==== Text segment ====

Kubernetes integration: add CPU throttling metric from cAdvisor

inge4pres commented 5 months ago

The list of container metrics we are collecting from cAdvisor through the kubelet HTTP endpoint is listed here https://github.com/elastic/integrations/blob/b8da31eac0835513745b90cc225e06f0d105fb21/packages/kubernetes/docs/kubelet.md?plain=1#L235-L260

The full list of metrics that cAdvisor exposes through the kubelet node monitoring endpoint is detailed here.

One key metric that is often helpful to troubleshoot performance problems due to CPU overcommittment is container_cpu_cfs_throttled_seconds_total, a counter indicating how much time a container process is throttled, parked to make room for other tasks that are also being run in the same node. I am not sure we are already collecting and exposing it.

If we aren't, we should add this metric in our monitoring, and encourage its usage. It is the first indicator of resource limits or binpacking mis-configurations happening in the cluster and it's the number 1 cause of performance degradation.

Other relevant metrics that may be helpful from the same data set, and that we are not collecting yet, are:

container_processes (gauge)
container_threads (gauge)
container_oom_events_total (counter)

==== Provided material ====

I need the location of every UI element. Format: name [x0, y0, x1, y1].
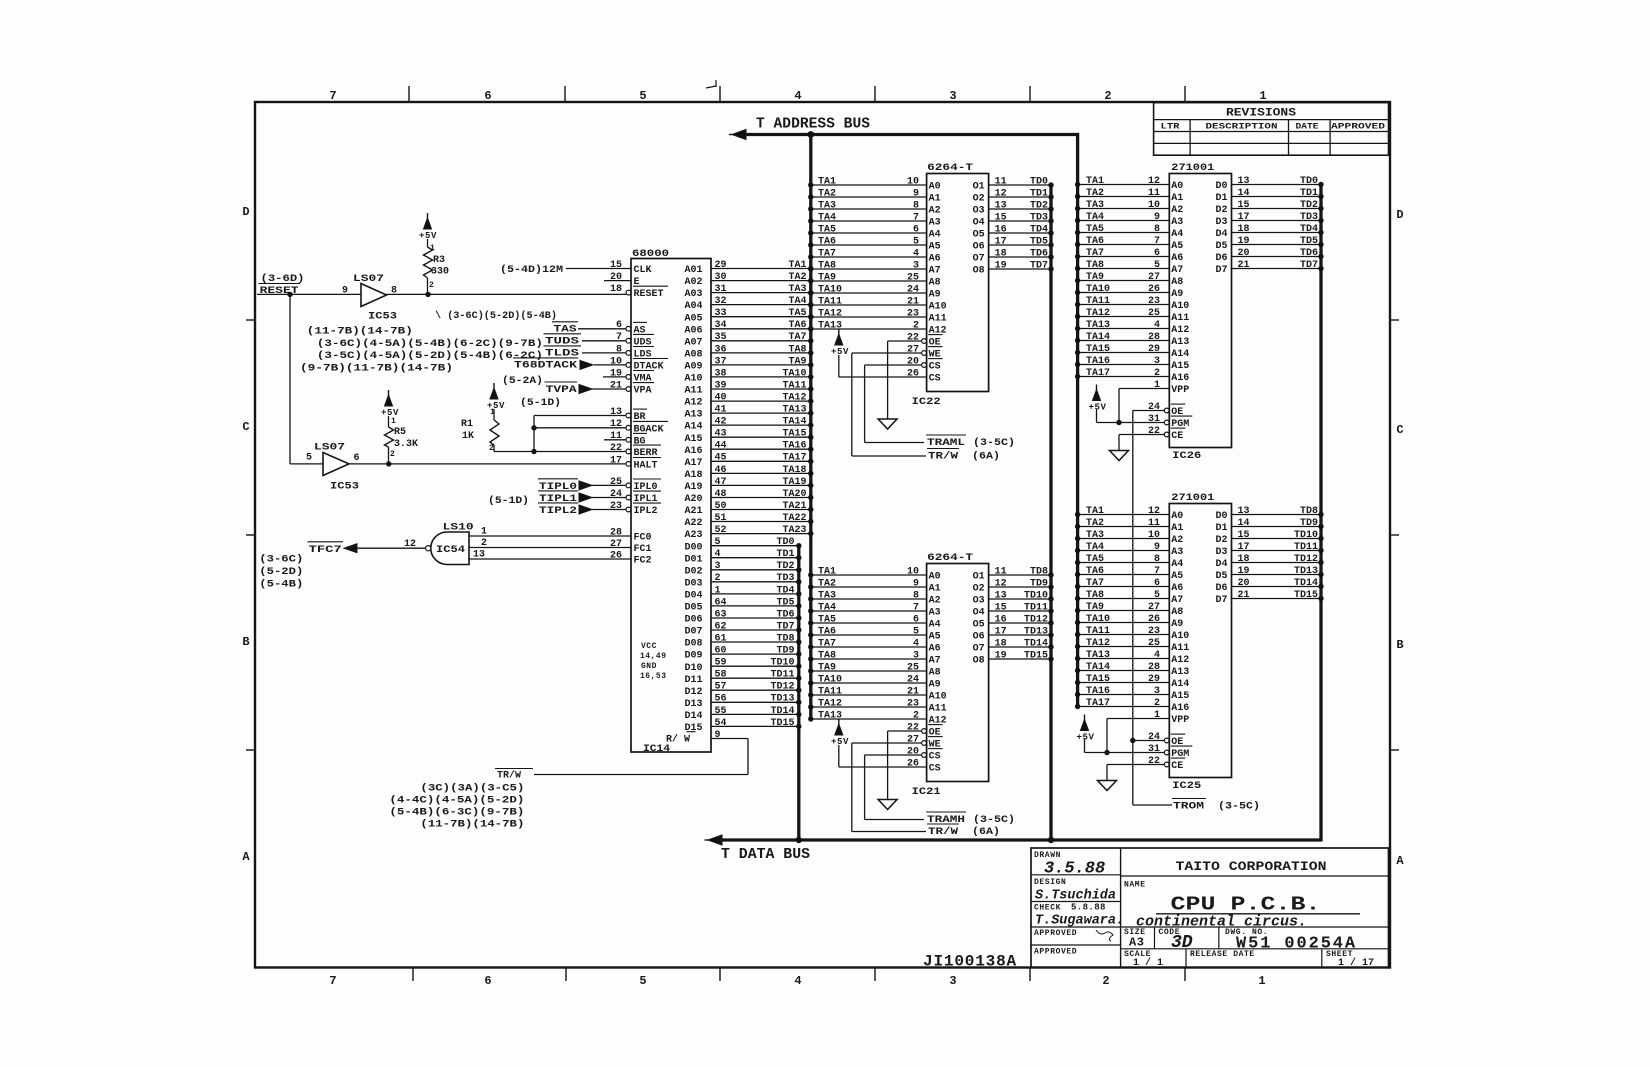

====

# Things to do:
[A] Answer these questions using the cAdvisor metrics issue, marking each answer to match its question:
(i) Through which endpoint are container metrics collected from cAdvisor?
(ii) What does container_cpu_cfs_throttled_seconds_total indicate?
(iii) What type of metric is container_oom_events_total?
[B] In the cAdvisor metrics issue, condense the paragraph beginning "If we aren't, we should add" into a single shorter sentence that keeps its main facts.
[C] Continue the cAdvisor metrics issue from the point at which it ends.
The material was taken from a separate source and is unrelated to the cAdvisor metrics issue.

# Answers below:
[A]
(i) The kubelet HTTP endpoint.
(ii) How much time a container process is throttled, parked to make room for other tasks also being run on the same node.
(iii) A counter.

[B] If the metric is not yet collected, it should be added to monitoring and its use encouraged, as it is the first indicator of resource-limit or binpacking misconfigurations in the cluster and the leading cause of performance degradation.

[C]
bturquet commented 5 months ago

@MichaelKatsoulis can you add this one to the weekly review to have a better idea of the effort and check if we could add it to an upcoming iteration ? This is something that could be very useful for MIS.

simitt commented 4 months ago

@MichaelKatsoulis @bturquet is there an update on when this task could be scheduled? It'd be a big win for us to have this level of insights.

MichaelKatsoulis commented 4 months ago

Hi @simitt . It is part of our April iteration. Soon someone will be assigned to work on this.

StephanErb commented 4 months ago

Would it be possible to add one more super useful metric, kube_pod_status_reason? It encodes pod termination reasons like Evicted|NodeAffinity|NodeLost|Shutdown|UnexpectedAdmissionError which is otherwise only visible via events.

I know that the metric is marked as experimental but it is available for several years and should be safe to use.

I can also add another ticket if that is preferred.

inge4pres commented 4 months ago

@StephanErb great suggestion 👍🏼 I believe a dedicated card would be best, thanks 🙏🏼

inge4pres commented 3 months ago

@MichaelKatsoulis I see this has been postponed, is there a blocker or it's a matter of prioritization?

bturquet commented 3 months ago

Hi @inge4pres, @MichaelKatsoulis is on bank holidays and will give more details about priotization when he'll come back. AFAIK there is no blocker but we collated other similar needs in this issue:

https://github.com/elastic/integrations/issues/9753

And we want to address all these needs at once.

MichaelKatsoulis commented 3 months ago

@inge4pres This in the backlog for 8.15. We will start working on it soon!

gizas commented 2 months ago

@inge4pres hello hello my friend !!!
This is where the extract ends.